### Data extract:
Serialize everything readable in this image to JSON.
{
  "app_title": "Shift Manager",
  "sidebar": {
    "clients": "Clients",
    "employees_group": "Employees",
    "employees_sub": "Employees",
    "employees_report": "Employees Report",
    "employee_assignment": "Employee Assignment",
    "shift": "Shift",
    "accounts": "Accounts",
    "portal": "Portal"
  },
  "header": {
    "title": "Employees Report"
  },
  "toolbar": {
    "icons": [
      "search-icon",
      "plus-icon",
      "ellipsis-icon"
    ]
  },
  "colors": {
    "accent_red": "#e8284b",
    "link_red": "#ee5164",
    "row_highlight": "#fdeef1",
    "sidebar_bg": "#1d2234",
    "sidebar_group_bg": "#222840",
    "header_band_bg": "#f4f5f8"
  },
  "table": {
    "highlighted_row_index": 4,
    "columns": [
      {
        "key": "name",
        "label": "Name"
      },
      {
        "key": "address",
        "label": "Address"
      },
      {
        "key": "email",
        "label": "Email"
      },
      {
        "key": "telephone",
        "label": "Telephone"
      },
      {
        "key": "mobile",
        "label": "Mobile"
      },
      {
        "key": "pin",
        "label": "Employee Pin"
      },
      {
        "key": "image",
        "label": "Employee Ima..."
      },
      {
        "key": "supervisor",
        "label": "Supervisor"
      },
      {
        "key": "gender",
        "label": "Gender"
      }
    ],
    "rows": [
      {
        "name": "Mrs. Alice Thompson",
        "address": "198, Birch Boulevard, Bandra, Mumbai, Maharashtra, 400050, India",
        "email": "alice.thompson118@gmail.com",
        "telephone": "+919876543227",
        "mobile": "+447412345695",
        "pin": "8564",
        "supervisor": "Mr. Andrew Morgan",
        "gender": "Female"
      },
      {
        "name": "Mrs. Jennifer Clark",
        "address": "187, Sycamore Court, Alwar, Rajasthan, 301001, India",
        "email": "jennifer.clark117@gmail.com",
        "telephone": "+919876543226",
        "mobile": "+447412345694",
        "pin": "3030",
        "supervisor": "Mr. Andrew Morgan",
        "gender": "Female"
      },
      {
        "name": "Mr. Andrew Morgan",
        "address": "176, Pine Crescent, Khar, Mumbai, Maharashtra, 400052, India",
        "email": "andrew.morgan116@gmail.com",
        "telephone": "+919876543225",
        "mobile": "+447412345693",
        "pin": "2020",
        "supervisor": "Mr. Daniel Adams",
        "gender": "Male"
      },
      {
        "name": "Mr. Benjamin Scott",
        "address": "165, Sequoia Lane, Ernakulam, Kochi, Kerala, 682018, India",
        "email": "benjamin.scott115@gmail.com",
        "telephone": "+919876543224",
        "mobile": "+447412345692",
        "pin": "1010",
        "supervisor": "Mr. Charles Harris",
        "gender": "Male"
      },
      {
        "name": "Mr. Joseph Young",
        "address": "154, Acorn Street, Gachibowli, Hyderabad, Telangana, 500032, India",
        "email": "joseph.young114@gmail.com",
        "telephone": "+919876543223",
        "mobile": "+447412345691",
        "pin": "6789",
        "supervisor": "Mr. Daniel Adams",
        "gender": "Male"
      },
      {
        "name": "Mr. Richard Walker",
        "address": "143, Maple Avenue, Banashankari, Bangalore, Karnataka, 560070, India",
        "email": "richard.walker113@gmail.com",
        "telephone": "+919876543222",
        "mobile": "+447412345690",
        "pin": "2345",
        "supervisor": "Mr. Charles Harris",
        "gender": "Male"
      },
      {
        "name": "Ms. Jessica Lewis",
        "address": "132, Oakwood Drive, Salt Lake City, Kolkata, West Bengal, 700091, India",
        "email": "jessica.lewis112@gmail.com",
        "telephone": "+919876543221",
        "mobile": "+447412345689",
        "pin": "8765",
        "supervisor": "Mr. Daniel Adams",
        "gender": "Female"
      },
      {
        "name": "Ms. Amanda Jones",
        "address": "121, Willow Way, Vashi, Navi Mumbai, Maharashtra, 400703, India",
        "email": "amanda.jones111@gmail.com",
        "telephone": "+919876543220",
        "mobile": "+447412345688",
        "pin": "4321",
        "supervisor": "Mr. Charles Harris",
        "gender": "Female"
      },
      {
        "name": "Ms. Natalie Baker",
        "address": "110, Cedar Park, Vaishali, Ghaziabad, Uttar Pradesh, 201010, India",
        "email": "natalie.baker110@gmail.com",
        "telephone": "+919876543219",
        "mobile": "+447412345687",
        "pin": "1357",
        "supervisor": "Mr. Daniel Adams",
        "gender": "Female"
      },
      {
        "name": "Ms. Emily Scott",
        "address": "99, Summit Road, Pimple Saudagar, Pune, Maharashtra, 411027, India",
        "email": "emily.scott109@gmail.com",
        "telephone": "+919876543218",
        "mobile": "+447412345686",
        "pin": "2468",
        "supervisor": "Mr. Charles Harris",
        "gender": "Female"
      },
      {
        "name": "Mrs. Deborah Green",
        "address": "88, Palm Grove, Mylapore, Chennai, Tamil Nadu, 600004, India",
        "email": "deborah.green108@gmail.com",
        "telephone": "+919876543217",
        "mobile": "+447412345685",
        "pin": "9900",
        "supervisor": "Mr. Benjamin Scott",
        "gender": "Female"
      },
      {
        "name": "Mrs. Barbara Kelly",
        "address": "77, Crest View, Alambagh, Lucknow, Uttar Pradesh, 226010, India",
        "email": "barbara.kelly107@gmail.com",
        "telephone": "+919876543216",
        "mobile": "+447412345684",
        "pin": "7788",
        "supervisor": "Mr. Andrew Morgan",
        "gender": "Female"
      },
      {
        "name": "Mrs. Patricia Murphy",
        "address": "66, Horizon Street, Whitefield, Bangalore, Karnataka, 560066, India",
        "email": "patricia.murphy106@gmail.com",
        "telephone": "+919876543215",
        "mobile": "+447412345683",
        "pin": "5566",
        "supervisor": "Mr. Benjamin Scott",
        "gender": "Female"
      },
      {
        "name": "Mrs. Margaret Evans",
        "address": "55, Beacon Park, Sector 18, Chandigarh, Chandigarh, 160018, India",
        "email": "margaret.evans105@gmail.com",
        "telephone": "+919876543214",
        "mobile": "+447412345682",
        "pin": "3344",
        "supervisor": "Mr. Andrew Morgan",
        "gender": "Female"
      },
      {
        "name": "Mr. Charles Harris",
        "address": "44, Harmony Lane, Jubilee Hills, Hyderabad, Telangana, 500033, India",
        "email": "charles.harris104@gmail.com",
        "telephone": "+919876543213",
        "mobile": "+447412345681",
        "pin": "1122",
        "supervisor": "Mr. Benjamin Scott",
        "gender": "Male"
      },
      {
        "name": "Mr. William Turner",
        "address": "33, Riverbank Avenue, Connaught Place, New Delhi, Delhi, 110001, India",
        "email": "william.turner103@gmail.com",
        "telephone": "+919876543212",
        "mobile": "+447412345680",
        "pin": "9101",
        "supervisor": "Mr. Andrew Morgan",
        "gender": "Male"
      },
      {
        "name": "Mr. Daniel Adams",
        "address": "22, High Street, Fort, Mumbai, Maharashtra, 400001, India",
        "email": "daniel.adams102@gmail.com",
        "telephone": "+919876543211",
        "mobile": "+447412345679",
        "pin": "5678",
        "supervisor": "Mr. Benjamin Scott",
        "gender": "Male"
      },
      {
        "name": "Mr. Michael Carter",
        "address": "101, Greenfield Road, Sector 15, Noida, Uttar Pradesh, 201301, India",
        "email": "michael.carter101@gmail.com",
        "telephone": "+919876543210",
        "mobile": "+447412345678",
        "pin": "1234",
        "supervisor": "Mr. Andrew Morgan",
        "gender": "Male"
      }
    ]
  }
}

### Problem to work on:
Give the number of lines in the material above that have the word "Maharashtra" in them, and nothing more.

### Expected output:
5